Bounding box entries
──────────
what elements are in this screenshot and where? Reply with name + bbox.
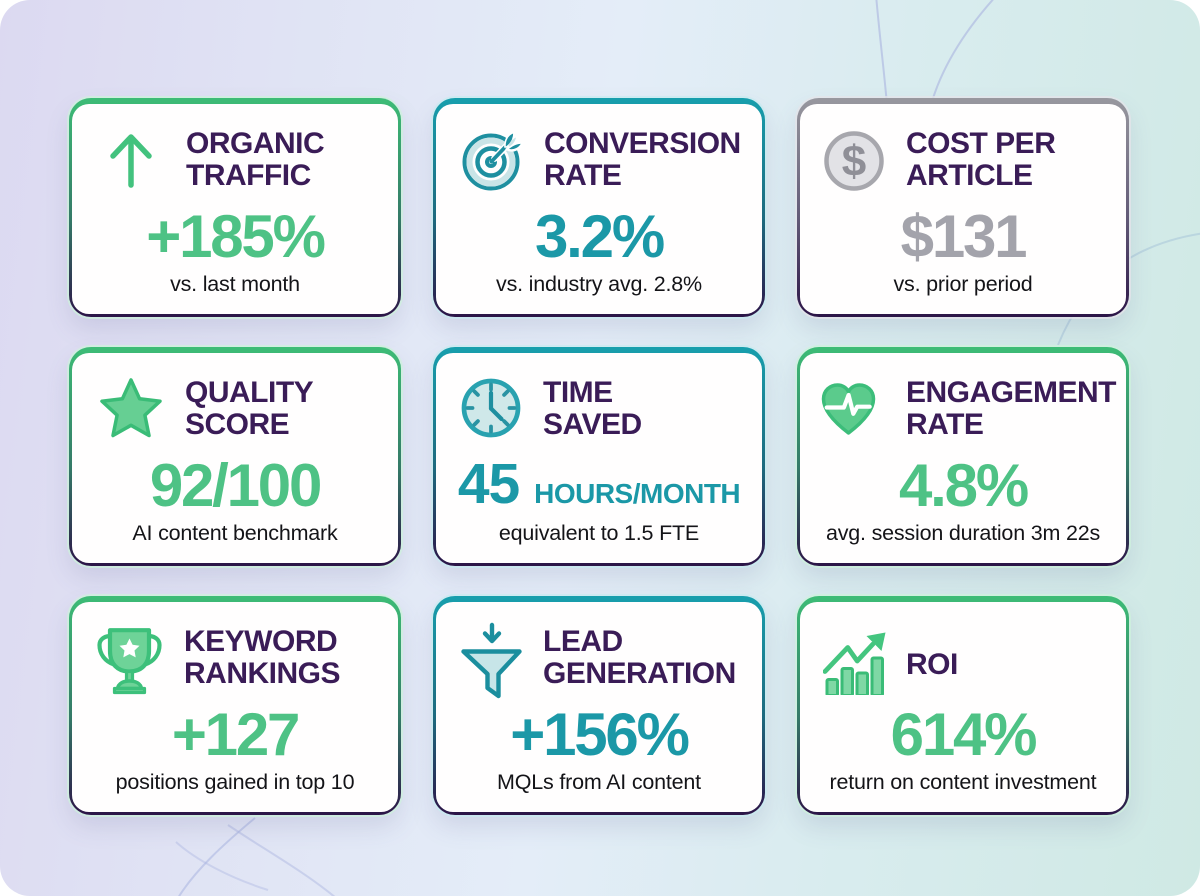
svg-text:$: $	[842, 137, 866, 186]
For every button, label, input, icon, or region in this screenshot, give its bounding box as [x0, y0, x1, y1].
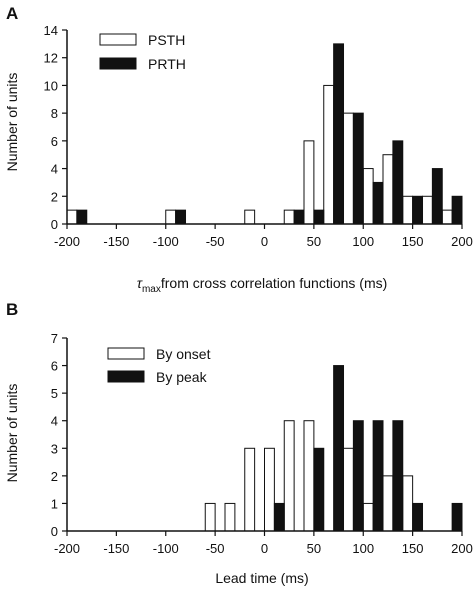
- panel-a-bar-prth: [412, 195, 424, 225]
- panel-a: A Number of units 0 2 4 6 8 10 12 14 -200 -150 -10…: [4, 4, 473, 295]
- panel-a-bar-psth: [362, 168, 374, 225]
- panel-a-bar-prth: [293, 209, 305, 225]
- panel-a-plot-area: 0 2 4 6 8 10 12 14 -200 -150 -100 -50 0 50 100 150 200: [44, 23, 473, 249]
- panel-a-x-tick-label: 0: [261, 234, 268, 249]
- panel-a-bar-prth: [372, 181, 384, 225]
- legend-swatch-by-peak: [107, 370, 145, 383]
- panel-a-bar-prth: [431, 168, 443, 225]
- panel-b-bar-by-peak: [412, 502, 424, 532]
- panel-a-bar-psth: [323, 84, 335, 225]
- panel-a-y-axis-title: Number of units: [4, 73, 20, 172]
- panel-a-x-tick-label: 100: [352, 234, 374, 249]
- panel-b-bar-by-onset: [303, 420, 315, 532]
- panel-b-bar-by-peak: [451, 502, 463, 532]
- panel-b-x-tick-label: 100: [352, 541, 374, 556]
- panel-a-bar-psth: [283, 209, 295, 225]
- panel-b-bar-by-peak: [392, 420, 404, 532]
- panel-b-label: B: [6, 300, 18, 319]
- panel-a-bar-psth: [402, 195, 414, 225]
- panel-b-x-tick-label: 150: [402, 541, 424, 556]
- panel-a-y-tick-label: 6: [51, 134, 58, 149]
- panel-b-x-tick-label: -50: [206, 541, 225, 556]
- panel-a-y-tick-label: 8: [51, 106, 58, 121]
- panel-a-label: A: [6, 4, 18, 23]
- panel-a-bar-psth: [303, 140, 315, 225]
- panel-a-x-tick-label: -100: [153, 234, 179, 249]
- panel-a-bar-prth: [451, 195, 463, 225]
- panel-b-y-axis-title: Number of units: [4, 384, 20, 483]
- panel-a-x-tick-label: 150: [402, 234, 424, 249]
- panel-b-bar-by-peak: [352, 420, 364, 532]
- x-axis-title-subscript: max: [142, 284, 161, 295]
- panel-a-bar-prth: [333, 43, 345, 225]
- panel-b-x-tick-label: 0: [261, 541, 268, 556]
- panel-a-bar-psth: [244, 209, 256, 225]
- panel-b-y-tick-label: 7: [51, 331, 58, 346]
- panel-b-bar-by-onset: [362, 502, 374, 532]
- panel-b-bar-by-peak: [313, 447, 325, 532]
- panel-b-y-tick-label: 4: [51, 414, 58, 429]
- panel-b-x-tick-label: -200: [54, 541, 80, 556]
- panel-b-x-tick-label: -150: [103, 541, 129, 556]
- panel-b-y-tick-label: 6: [51, 359, 58, 374]
- panel-b-x-axis-title: Lead time (ms): [215, 570, 308, 586]
- panel-a-bar-prth: [392, 140, 404, 225]
- panel-a-y-tick-label: 4: [51, 162, 58, 177]
- panel-a-x-tick-label: -50: [206, 234, 225, 249]
- panel-b-bar-by-onset: [283, 420, 295, 532]
- panel-a-bar-psth: [165, 209, 177, 225]
- panel-a-x-tick-label: 200: [451, 234, 473, 249]
- panel-a-bar-psth: [422, 195, 433, 225]
- panel-a-bar-psth: [66, 209, 78, 225]
- legend-swatch-by-onset: [107, 347, 145, 360]
- legend-label-prth: PRTH: [148, 56, 186, 72]
- panel-a-y-tick-label: 0: [51, 217, 58, 232]
- panel-a-x-tick-label: -200: [54, 234, 80, 249]
- panel-a-bar-prth: [352, 112, 364, 225]
- panel-b-bar-by-onset: [402, 475, 414, 532]
- panel-a-bar-prth: [313, 209, 325, 225]
- panel-b-bar-by-onset: [244, 447, 256, 532]
- panel-a-y-tick-label: 2: [51, 189, 58, 204]
- panel-b-x-tick-label: 50: [307, 541, 321, 556]
- panel-b-x-tick-label: 200: [451, 541, 473, 556]
- panel-b-y-tick-label: 1: [51, 496, 58, 511]
- legend-label-psth: PSTH: [148, 32, 185, 48]
- panel-b-x-tick-label: -100: [153, 541, 179, 556]
- panel-b-y-tick-label: 5: [51, 386, 58, 401]
- x-axis-title-symbol: τ: [137, 275, 143, 291]
- panel-a-legend: PSTH PRTH: [99, 32, 186, 72]
- panel-b-bar-by-onset: [204, 502, 216, 532]
- panel-b-bar-by-peak: [333, 365, 345, 532]
- panel-a-y-tick-label: 14: [44, 23, 58, 38]
- panel-b-bar-by-peak: [372, 420, 384, 532]
- legend-label-by-onset: By onset: [156, 346, 211, 362]
- panel-a-bar-prth: [175, 209, 187, 225]
- panel-b-y-tick-label: 0: [51, 524, 58, 539]
- panel-a-bar-psth: [343, 112, 354, 225]
- panel-a-y-tick-label: 12: [44, 51, 58, 66]
- panel-b-bar-by-onset: [382, 475, 394, 532]
- panel-b-y-tick-label: 2: [51, 469, 58, 484]
- panel-b-bar-by-onset: [264, 447, 275, 532]
- panel-b-legend: By onset By peak: [107, 346, 211, 385]
- legend-label-by-peak: By peak: [156, 369, 208, 385]
- panel-a-y-tick-label: 10: [44, 78, 58, 93]
- x-axis-title-rest: from cross correlation functions (ms): [161, 275, 387, 291]
- legend-swatch-psth: [99, 33, 137, 46]
- panel-b-y-tick-label: 3: [51, 441, 58, 456]
- panel-b-bar-by-onset: [343, 447, 354, 532]
- panel-b-plot-area: 0 1 2 3 4 5 6 7 -200 -150 -100 -50 0 50 100 150 200: [51, 331, 473, 556]
- panel-b: B Number of units 0 1 2 3 4 5 6 7 -200 -150 -100 -5…: [4, 300, 473, 586]
- panel-a-bar-psth: [441, 209, 453, 225]
- panel-a-x-tick-label: -150: [103, 234, 129, 249]
- panel-b-bar-by-onset: [224, 502, 236, 532]
- panel-a-bar-psth: [382, 154, 394, 225]
- panel-a-x-axis-title: τmaxfrom cross correlation functions (ms…: [137, 275, 388, 295]
- panel-a-bar-prth: [76, 209, 88, 225]
- panel-a-x-tick-label: 50: [307, 234, 321, 249]
- legend-swatch-prth: [99, 57, 137, 70]
- panel-b-bar-by-peak: [273, 502, 285, 532]
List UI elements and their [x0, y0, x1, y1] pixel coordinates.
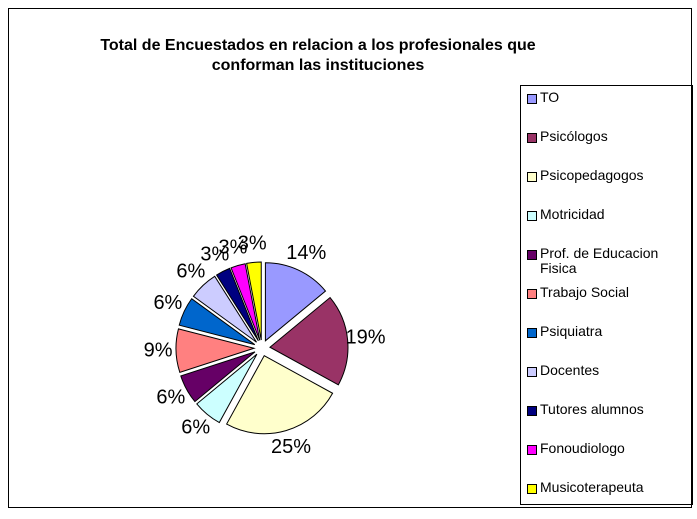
legend-swatch — [527, 367, 537, 377]
data-label: 3% — [238, 233, 267, 255]
legend-label: Docentes — [540, 362, 600, 378]
legend-label: Psicólogos — [540, 128, 608, 144]
pie-slice — [246, 261, 262, 341]
legend-swatch — [527, 289, 537, 299]
legend-label: Motricidad — [540, 206, 605, 222]
legend-swatch — [527, 133, 537, 143]
legend-item: Psicopedagogos — [521, 168, 692, 207]
legend-label: Prof. de Educacion Fisica — [540, 245, 659, 276]
pie-slice — [215, 267, 259, 342]
data-label: 25% — [271, 436, 311, 458]
legend-swatch — [527, 406, 537, 416]
pie-slice — [175, 328, 256, 373]
legend-item: Tutores alumnos — [521, 402, 692, 441]
pie-slice — [178, 298, 256, 346]
legend-swatch — [527, 172, 537, 182]
legend-item: Psiquiatra — [521, 324, 692, 363]
legend-label: Musicoterapeuta — [540, 479, 644, 495]
legend-swatch — [527, 211, 537, 221]
legend-item: Musicoterapeuta — [521, 480, 692, 519]
legend-item: Psicólogos — [521, 129, 692, 168]
legend-item: Motricidad — [521, 207, 692, 246]
data-label: 14% — [286, 242, 326, 264]
data-label: 6% — [176, 260, 205, 282]
legend-item: TO — [521, 90, 692, 129]
data-label: 9% — [144, 340, 173, 362]
pie-area: 14%19%25%6%6%9%6%6%3%3%3% — [144, 233, 386, 458]
pie-slice — [230, 263, 261, 341]
chart-title: Total de Encuestados en relacion a los p… — [100, 37, 536, 74]
legend-swatch — [527, 484, 537, 494]
legend-item: Prof. de Educacion Fisica — [521, 246, 692, 285]
legend-label: Psicopedagogos — [540, 167, 644, 183]
legend-swatch — [527, 445, 537, 455]
legend-swatch — [527, 94, 537, 104]
pie-slice — [269, 296, 349, 386]
data-label: 3% — [200, 244, 229, 266]
legend-label: Psiquiatra — [540, 323, 603, 339]
legend-label: Fonoudiologo — [540, 440, 625, 456]
legend-item: Trabajo Social — [521, 285, 692, 324]
legend-item: Fonoudiologo — [521, 441, 692, 480]
data-label: 6% — [181, 416, 210, 438]
pie-slice — [225, 355, 334, 435]
legend-label: Trabajo Social — [540, 284, 629, 300]
legend-label: TO — [540, 89, 560, 105]
legend-swatch — [527, 328, 537, 338]
legend-swatch — [527, 250, 537, 260]
page: Total de Encuestados en relacion a los p… — [8, 8, 693, 508]
legend-item: Docentes — [521, 363, 692, 402]
data-label: 6% — [153, 292, 182, 314]
data-label: 6% — [156, 386, 185, 408]
pie-slice — [196, 353, 258, 424]
pie-slice — [180, 351, 256, 403]
data-label: 3% — [219, 236, 248, 258]
legend-label: Tutores alumnos — [540, 401, 644, 417]
pie-slice — [192, 275, 257, 343]
legend: TO Psicólogos Psicopedagogos Motricidad Prof… — [520, 85, 693, 505]
data-label: 19% — [346, 326, 386, 348]
pie-slice — [264, 262, 327, 342]
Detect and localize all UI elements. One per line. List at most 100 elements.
──────────
Problem description.
Reproduce the entries starting at the line containing "- panel-a-bar-prth: [412, 195, 424, 225]" and ending at the line containing "- panel-b-y-axis-title: Number", swapping every "panel-a-bar-psth" for "panel-a-bar-hist" and leaving everything else unchanged.

Solved exercise.
- panel-a-bar-prth: [412, 195, 424, 225]
- panel-a: A Number of units 0 2 4 6 8 10 12 14 -200 -150 -10…: [4, 4, 473, 295]
- panel-a-bar-hist: [362, 168, 374, 225]
- panel-a-bar-prth: [293, 209, 305, 225]
- panel-a-plot-area: 0 2 4 6 8 10 12 14 -200 -150 -100 -50 0 50 100 150 200: [44, 23, 473, 249]
- panel-a-x-tick-label: 0: [261, 234, 268, 249]
- panel-a-bar-prth: [372, 181, 384, 225]
- legend-swatch-by-peak: [107, 370, 145, 383]
- panel-a-bar-prth: [431, 168, 443, 225]
- panel-b-bar-by-peak: [412, 502, 424, 532]
- panel-a-bar-hist: [323, 84, 335, 225]
- panel-a-y-axis-title: Number of units: [4, 73, 20, 172]
- panel-a-x-tick-label: 100: [352, 234, 374, 249]
- panel-b-bar-by-onset: [303, 420, 315, 532]
- panel-b-bar-by-peak: [451, 502, 463, 532]
- panel-b-x-tick-label: 100: [352, 541, 374, 556]
- panel-a-bar-hist: [283, 209, 295, 225]
- panel-b-bar-by-peak: [392, 420, 404, 532]
- panel-b-label: B: [6, 300, 18, 319]
- panel-a-bar-hist: [402, 195, 414, 225]
- panel-b-x-tick-label: 150: [402, 541, 424, 556]
- panel-a-y-tick-label: 6: [51, 134, 58, 149]
- panel-b-x-tick-label: -50: [206, 541, 225, 556]
- panel-a-y-tick-label: 8: [51, 106, 58, 121]
- panel-a-label: A: [6, 4, 18, 23]
- panel-a-bar-hist: [303, 140, 315, 225]
- panel-a-x-tick-label: -100: [153, 234, 179, 249]
- panel-a-bar-prth: [451, 195, 463, 225]
- panel-b-y-axis-title: Number of units: [4, 384, 20, 483]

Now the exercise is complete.